Goal of the exercise:
Every entry needs to be printed exactly, please.

* * *

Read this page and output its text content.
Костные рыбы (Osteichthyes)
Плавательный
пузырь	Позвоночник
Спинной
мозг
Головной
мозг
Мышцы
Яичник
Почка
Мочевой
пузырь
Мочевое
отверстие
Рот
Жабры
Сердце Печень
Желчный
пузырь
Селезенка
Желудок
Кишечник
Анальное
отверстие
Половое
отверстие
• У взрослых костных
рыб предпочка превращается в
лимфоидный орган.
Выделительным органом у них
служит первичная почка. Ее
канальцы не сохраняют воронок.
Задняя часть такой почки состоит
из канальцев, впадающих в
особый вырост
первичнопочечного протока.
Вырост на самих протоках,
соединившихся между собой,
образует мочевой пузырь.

* * *

Expected answer:
Read this page and output its text content.
Костные рыбы (Osteichthyes)
Плавательный
пузырь	Позвоночник
Спинной
мозг
Головной
мозг
Мышцы
Яичник
Почка
Мочевой
пузырь
Мочевое
отверстие
Рот
Жабры
Сердце Печень
Желчный
пузырь
Селезенка
Желудок
Кишечник
Анальное
отверстие
Половое
отверстие
• У взрослых костных
рыб предпочка превращается в
лимфоидный орган.
Выделительным органом у них
служит первичная почка. Ее
канальцы не сохраняют воронок.
Задняя часть такой почки состоит
из канальцев, впадающих в
особый вырост
первичнопочечного протока.
Вырост на самих протоках,
соединившихся между собой,
образует мочевой пузырь.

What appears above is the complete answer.